Exercise directions
Collect all lines from the listing that include the string "gebiedende".
— start of The records —
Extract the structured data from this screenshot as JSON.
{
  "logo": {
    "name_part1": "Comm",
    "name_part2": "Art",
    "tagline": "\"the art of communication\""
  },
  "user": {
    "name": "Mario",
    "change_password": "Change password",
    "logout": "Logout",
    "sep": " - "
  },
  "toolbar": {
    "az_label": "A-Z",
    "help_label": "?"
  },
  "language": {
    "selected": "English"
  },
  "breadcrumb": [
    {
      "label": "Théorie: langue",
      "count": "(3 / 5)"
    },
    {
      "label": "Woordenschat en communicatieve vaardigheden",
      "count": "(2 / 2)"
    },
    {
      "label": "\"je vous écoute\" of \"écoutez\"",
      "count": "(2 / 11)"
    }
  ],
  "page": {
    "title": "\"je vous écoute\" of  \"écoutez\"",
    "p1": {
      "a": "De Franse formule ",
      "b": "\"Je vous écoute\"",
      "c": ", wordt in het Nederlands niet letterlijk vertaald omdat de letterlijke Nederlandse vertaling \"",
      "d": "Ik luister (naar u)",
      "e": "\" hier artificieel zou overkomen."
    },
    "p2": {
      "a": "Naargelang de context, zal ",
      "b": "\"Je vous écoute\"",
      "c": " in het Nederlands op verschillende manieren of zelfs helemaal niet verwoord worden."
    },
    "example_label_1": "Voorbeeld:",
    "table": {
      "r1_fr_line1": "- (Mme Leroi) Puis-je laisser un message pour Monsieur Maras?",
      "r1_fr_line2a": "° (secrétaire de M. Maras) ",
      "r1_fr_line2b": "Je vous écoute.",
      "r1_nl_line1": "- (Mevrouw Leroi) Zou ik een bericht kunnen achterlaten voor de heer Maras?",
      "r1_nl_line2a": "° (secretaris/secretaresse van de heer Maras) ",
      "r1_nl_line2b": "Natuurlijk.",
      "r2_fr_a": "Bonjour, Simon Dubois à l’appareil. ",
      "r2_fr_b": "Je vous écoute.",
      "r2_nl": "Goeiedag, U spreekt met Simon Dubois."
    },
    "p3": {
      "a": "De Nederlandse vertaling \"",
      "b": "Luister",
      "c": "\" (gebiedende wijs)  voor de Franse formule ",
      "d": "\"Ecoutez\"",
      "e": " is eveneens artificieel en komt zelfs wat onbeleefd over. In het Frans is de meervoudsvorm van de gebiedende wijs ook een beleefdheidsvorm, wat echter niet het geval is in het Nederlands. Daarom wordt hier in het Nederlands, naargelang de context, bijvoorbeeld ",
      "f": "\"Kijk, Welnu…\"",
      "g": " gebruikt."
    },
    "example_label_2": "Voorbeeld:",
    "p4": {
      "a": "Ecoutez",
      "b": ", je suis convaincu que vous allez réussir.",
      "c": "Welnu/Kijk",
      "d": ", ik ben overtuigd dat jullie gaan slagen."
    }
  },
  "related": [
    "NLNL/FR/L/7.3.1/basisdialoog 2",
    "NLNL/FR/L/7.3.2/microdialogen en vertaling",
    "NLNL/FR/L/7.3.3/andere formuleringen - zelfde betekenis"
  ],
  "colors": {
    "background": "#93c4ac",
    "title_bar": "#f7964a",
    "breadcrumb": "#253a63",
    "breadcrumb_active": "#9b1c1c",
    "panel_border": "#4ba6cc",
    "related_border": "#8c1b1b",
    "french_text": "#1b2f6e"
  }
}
— end of The records —
Answer to the exercise
      "c": "\" (gebiedende wijs)  voor de Franse formule ",
      "e": " is eveneens artificieel en komt zelfs wat onbeleefd over. In het Frans is de meervoudsvorm van de gebiedende wijs ook een beleefdheidsvorm, wat echter niet het geval is in het Nederlands. Daarom wordt hier in het Nederlands, naargelang de context, bijvoorbeeld ",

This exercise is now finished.